PROBLEM STATEMENT
Reproduce every entry below precisely; do not include the pictures.

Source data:
★ ★ ★ ★

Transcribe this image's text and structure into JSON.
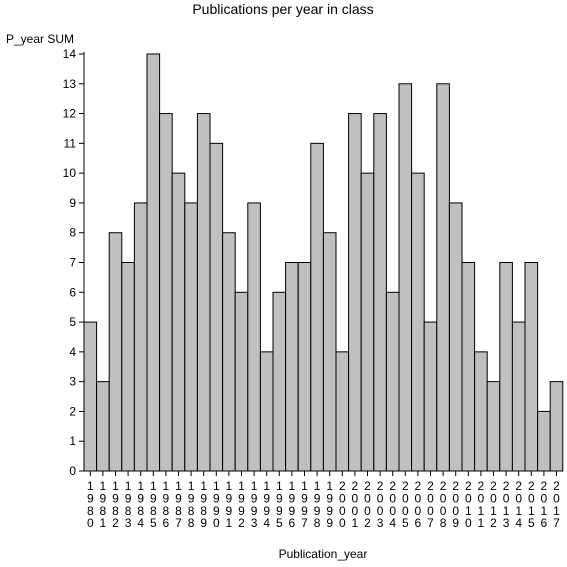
{
  "chart_data": {
    "type": "bar",
    "title": "Publications per year in class",
    "xlabel": "Publication_year",
    "ylabel": "P_year SUM",
    "ylim": [
      0,
      14
    ],
    "yticks": [
      0,
      1,
      2,
      3,
      4,
      5,
      6,
      7,
      8,
      9,
      10,
      11,
      12,
      13,
      14
    ],
    "categories": [
      "1980",
      "1981",
      "1982",
      "1983",
      "1984",
      "1985",
      "1986",
      "1987",
      "1988",
      "1989",
      "1990",
      "1991",
      "1992",
      "1993",
      "1994",
      "1995",
      "1996",
      "1997",
      "1998",
      "1999",
      "2000",
      "2001",
      "2002",
      "2003",
      "2004",
      "2005",
      "2006",
      "2007",
      "2008",
      "2009",
      "2010",
      "2011",
      "2012",
      "2013",
      "2014",
      "2015",
      "2016",
      "2017"
    ],
    "values": [
      5,
      3,
      8,
      7,
      9,
      14,
      12,
      10,
      9,
      12,
      11,
      8,
      6,
      9,
      4,
      6,
      7,
      7,
      11,
      8,
      4,
      12,
      10,
      12,
      6,
      13,
      10,
      5,
      13,
      9,
      7,
      4,
      3,
      7,
      5,
      7,
      2,
      3
    ],
    "grid": false,
    "bar_color": "#c0c0c0",
    "bar_edge_color": "#000000"
  }
}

★ ★ ★ ★

OUTPUT OF THE EXERCISE
Transcribe this image's text and structure into JSON.
{
  "chart_data": {
    "type": "bar",
    "title": "Publications per year in class",
    "xlabel": "Publication_year",
    "ylabel": "P_year SUM",
    "ylim": [
      0,
      14
    ],
    "yticks": [
      0,
      1,
      2,
      3,
      4,
      5,
      6,
      7,
      8,
      9,
      10,
      11,
      12,
      13,
      14
    ],
    "categories": [
      "1980",
      "1981",
      "1982",
      "1983",
      "1984",
      "1985",
      "1986",
      "1987",
      "1988",
      "1989",
      "1990",
      "1991",
      "1992",
      "1993",
      "1994",
      "1995",
      "1996",
      "1997",
      "1998",
      "1999",
      "2000",
      "2001",
      "2002",
      "2003",
      "2004",
      "2005",
      "2006",
      "2007",
      "2008",
      "2009",
      "2010",
      "2011",
      "2012",
      "2013",
      "2014",
      "2015",
      "2016",
      "2017"
    ],
    "values": [
      5,
      3,
      8,
      7,
      9,
      14,
      12,
      10,
      9,
      12,
      11,
      8,
      6,
      9,
      4,
      6,
      7,
      7,
      11,
      8,
      4,
      12,
      10,
      12,
      6,
      13,
      10,
      5,
      13,
      9,
      7,
      4,
      3,
      7,
      5,
      7,
      2,
      3
    ],
    "grid": false,
    "bar_color": "#c0c0c0",
    "bar_edge_color": "#000000"
  }
}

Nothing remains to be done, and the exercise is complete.